» **AIM OF THE TASK**
How many lines in the data below contain the string "type"? Case matters, and your reply should be only the number.

[Layout element entries]
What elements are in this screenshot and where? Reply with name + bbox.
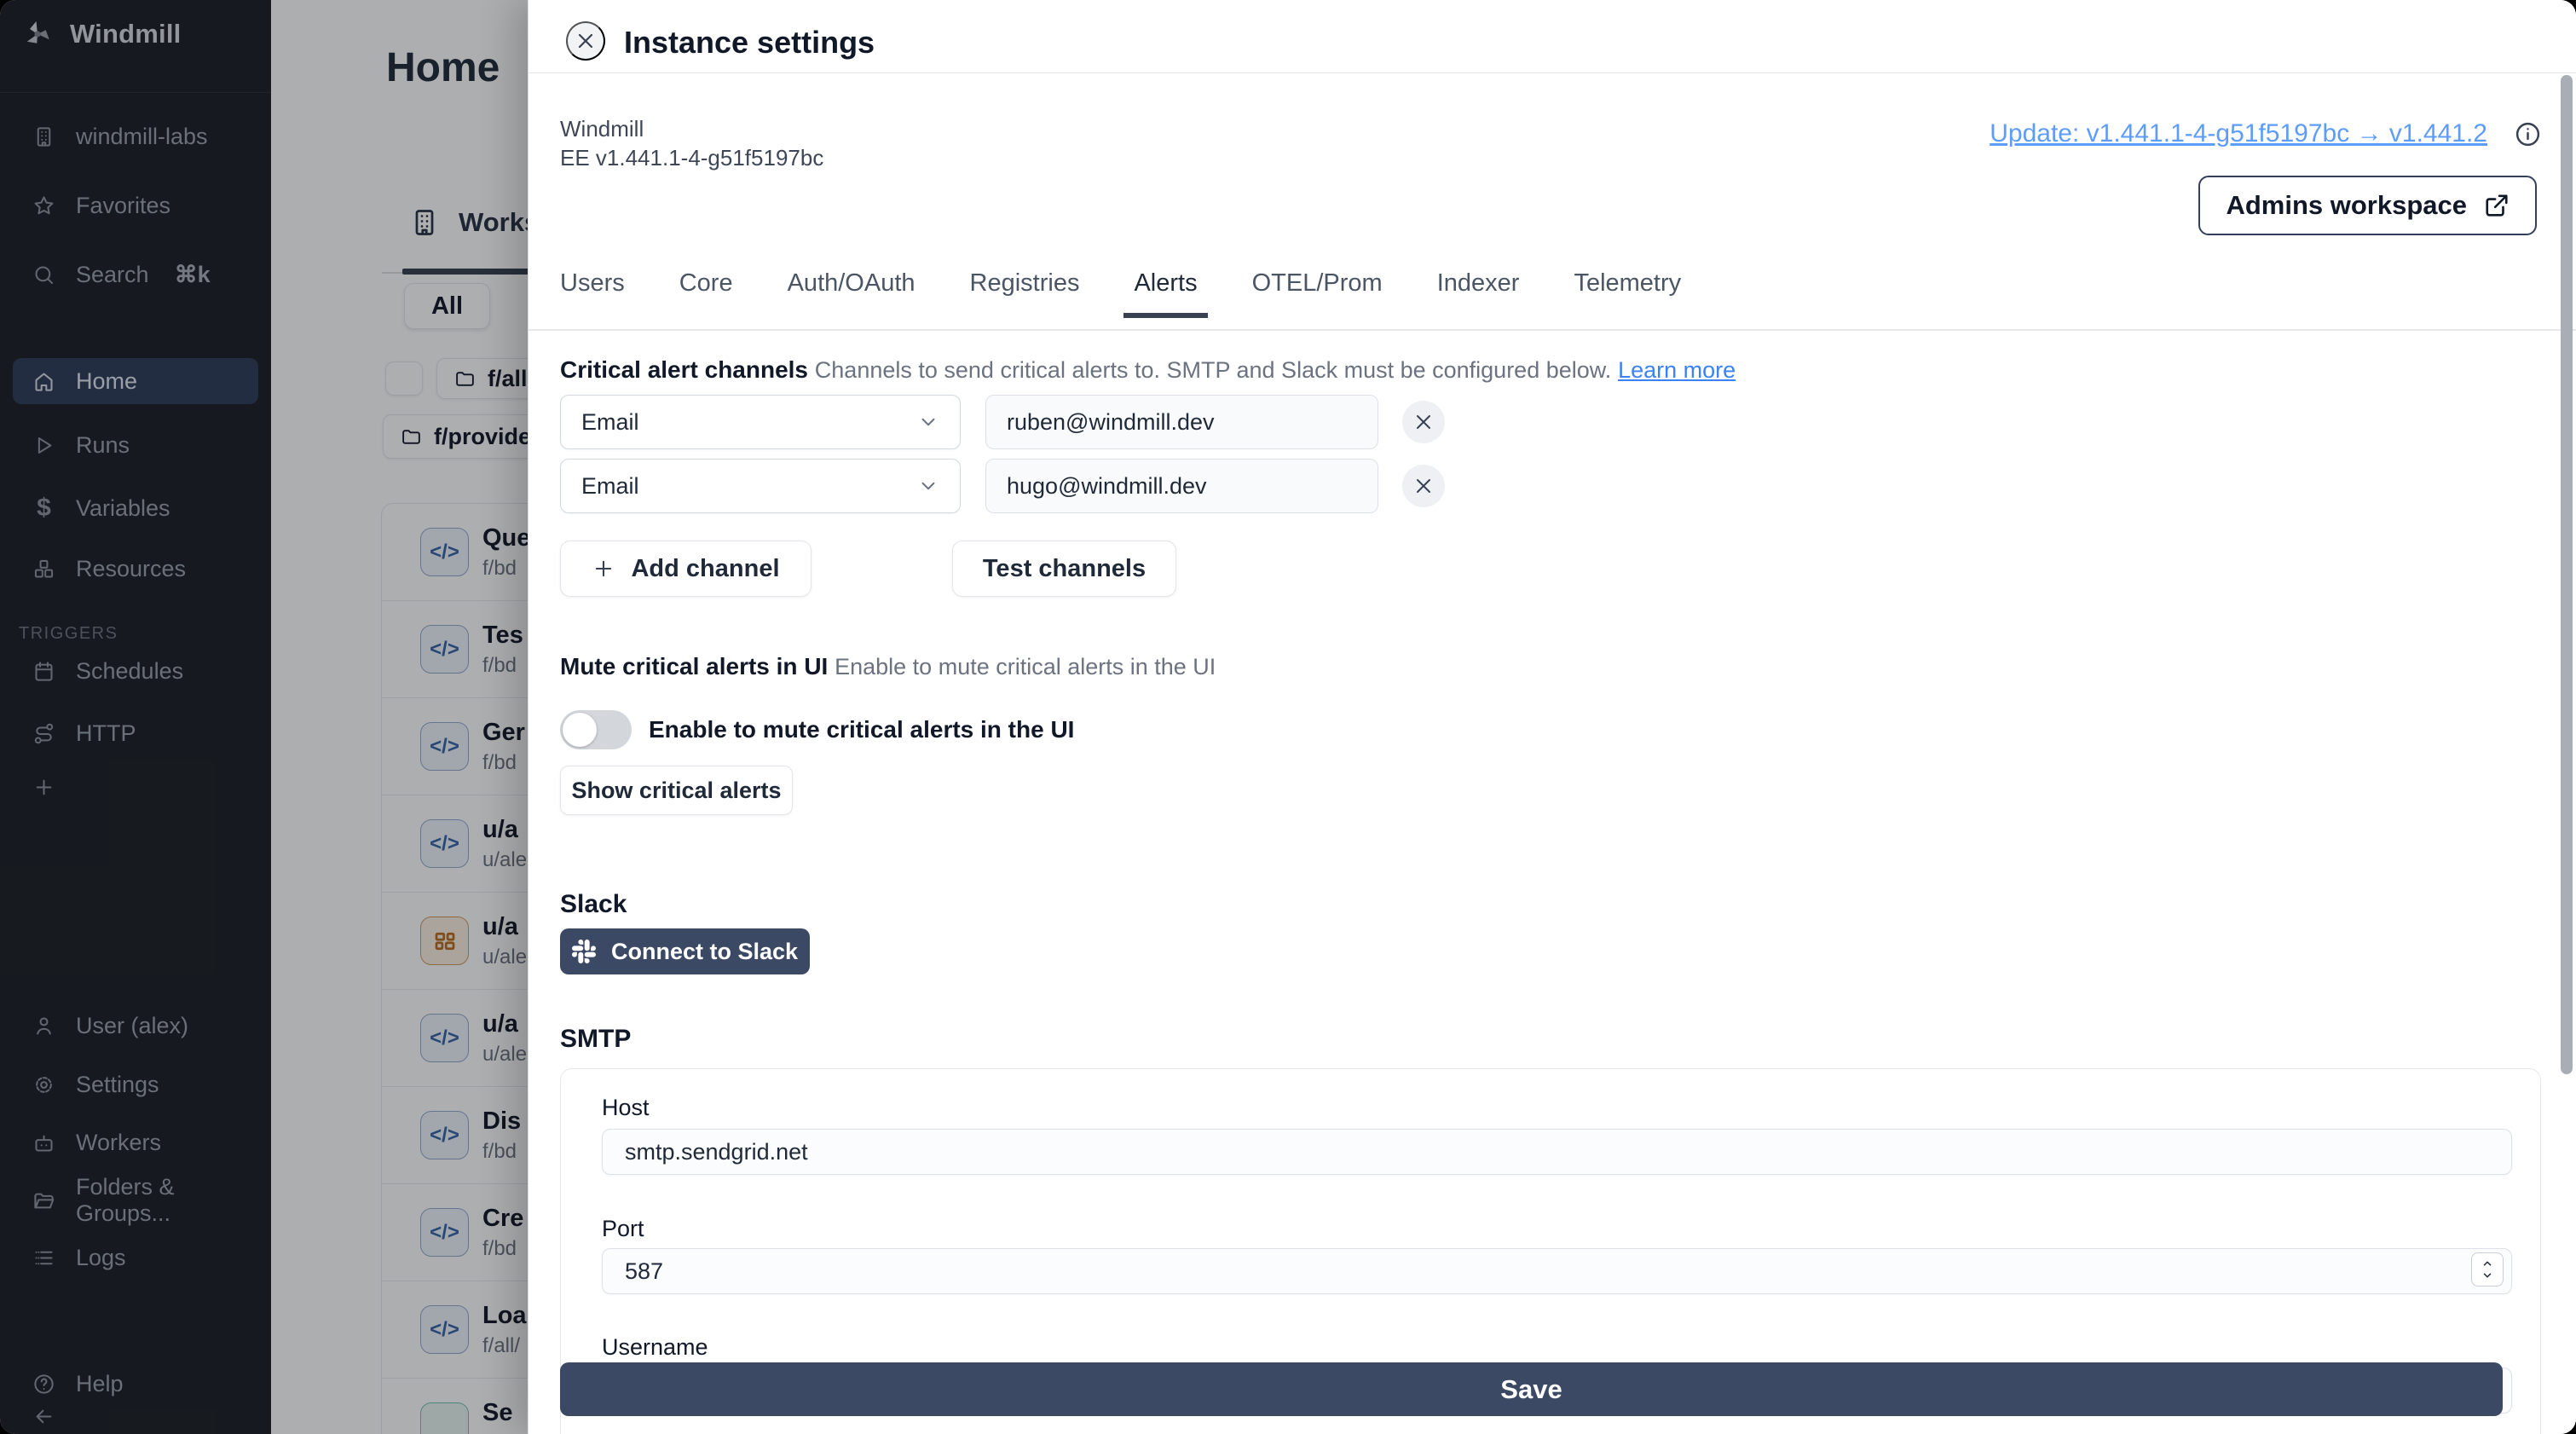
port-stepper[interactable] <box>2471 1252 2504 1287</box>
port-label: Port <box>602 1216 644 1241</box>
tab-auth-oauth[interactable]: Auth/OAuth <box>777 269 926 318</box>
tabs-divider <box>528 329 2576 331</box>
mute-toggle-row: Enable to mute critical alerts in the UI <box>560 710 1074 749</box>
smtp-heading: SMTP <box>560 1025 632 1053</box>
channel-email-input[interactable] <box>985 395 1378 449</box>
test-channels-label: Test channels <box>982 554 1146 582</box>
tab-users[interactable]: Users <box>550 269 635 318</box>
update-link[interactable]: Update: v1.441.1-4-g51f5197bc → v1.441.2 <box>1990 119 2487 148</box>
info-icon[interactable] <box>2514 120 2542 148</box>
external-link-icon <box>2486 194 2508 217</box>
tab-alerts[interactable]: Alerts <box>1123 269 1208 318</box>
mute-heading: Mute critical alerts in UI Enable to mut… <box>560 653 1216 680</box>
chevron-down-icon <box>921 418 935 426</box>
channel-type-select[interactable]: Email <box>560 459 961 513</box>
slack-heading: Slack <box>560 890 627 918</box>
critical-alerts-heading: Critical alert channels Channels to send… <box>560 356 1736 384</box>
instance-settings-panel: Instance settings Windmill EE v1.441.1-4… <box>528 0 2576 1434</box>
learn-more-link[interactable]: Learn more <box>1618 357 1736 383</box>
mute-title: Mute critical alerts in UI <box>560 653 829 679</box>
admins-workspace-label: Admins workspace <box>2226 190 2467 220</box>
remove-channel-button[interactable] <box>1402 465 1445 507</box>
show-critical-alerts-button[interactable]: Show critical alerts <box>560 766 793 815</box>
channel-type-select[interactable]: Email <box>560 395 961 449</box>
save-button[interactable]: Save <box>560 1362 2503 1416</box>
slack-icon <box>571 940 596 963</box>
critical-alerts-title: Critical alert channels <box>560 356 809 383</box>
panel-scrollbar[interactable] <box>2561 75 2573 1074</box>
chevron-up-icon <box>2483 1261 2492 1266</box>
header-divider <box>528 72 2576 73</box>
mute-toggle-label: Enable to mute critical alerts in the UI <box>649 716 1075 743</box>
host-label: Host <box>602 1095 650 1120</box>
instance-meta: Windmill EE v1.441.1-4-g51f5197bc <box>560 114 823 172</box>
product-name: Windmill <box>560 116 644 142</box>
plus-icon <box>596 560 612 577</box>
test-channels-button[interactable]: Test channels <box>952 541 1176 597</box>
close-button[interactable] <box>566 21 605 61</box>
tab-registries[interactable]: Registries <box>960 269 1090 318</box>
critical-alerts-description: Channels to send critical alerts to. SMT… <box>814 357 1612 383</box>
toggle-knob <box>563 713 597 747</box>
show-critical-alerts-label: Show critical alerts <box>571 777 782 803</box>
add-channel-label: Add channel <box>631 554 780 582</box>
close-icon <box>578 33 593 49</box>
chevron-down-icon <box>921 482 935 490</box>
smtp-port-input[interactable] <box>602 1248 2512 1294</box>
channel-type-value: Email <box>581 408 639 435</box>
smtp-host-input[interactable] <box>602 1129 2512 1175</box>
panel-title: Instance settings <box>624 25 875 60</box>
chevron-down-icon <box>2483 1273 2492 1278</box>
username-label: Username <box>602 1334 708 1360</box>
tab-otel-prom[interactable]: OTEL/Prom <box>1242 269 1393 318</box>
tab-indexer[interactable]: Indexer <box>1427 269 1530 318</box>
remove-channel-button[interactable] <box>1402 401 1445 443</box>
tab-core[interactable]: Core <box>669 269 743 318</box>
connect-to-slack-label: Connect to Slack <box>610 938 799 964</box>
mute-description: Enable to mute critical alerts in the UI <box>835 654 1216 679</box>
tab-telemetry[interactable]: Telemetry <box>1563 269 1691 318</box>
settings-tabs: Users Core Auth/OAuth Registries Alerts … <box>550 269 1691 318</box>
add-channel-button[interactable]: Add channel <box>560 541 811 597</box>
channel-email-input[interactable] <box>985 459 1378 513</box>
save-button-label: Save <box>1500 1373 1562 1404</box>
channel-type-value: Email <box>581 472 639 499</box>
connect-to-slack-button[interactable]: Connect to Slack <box>560 928 810 974</box>
close-icon <box>1417 415 1430 429</box>
mute-toggle[interactable] <box>560 710 632 749</box>
version-label: EE v1.441.1-4-g51f5197bc <box>560 145 824 171</box>
app-window: Windmill windmill-labs Favorites Search … <box>0 0 2576 1434</box>
close-icon <box>1417 479 1430 493</box>
admins-workspace-button[interactable]: Admins workspace <box>2198 176 2537 235</box>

» **THE OUTPUT**
4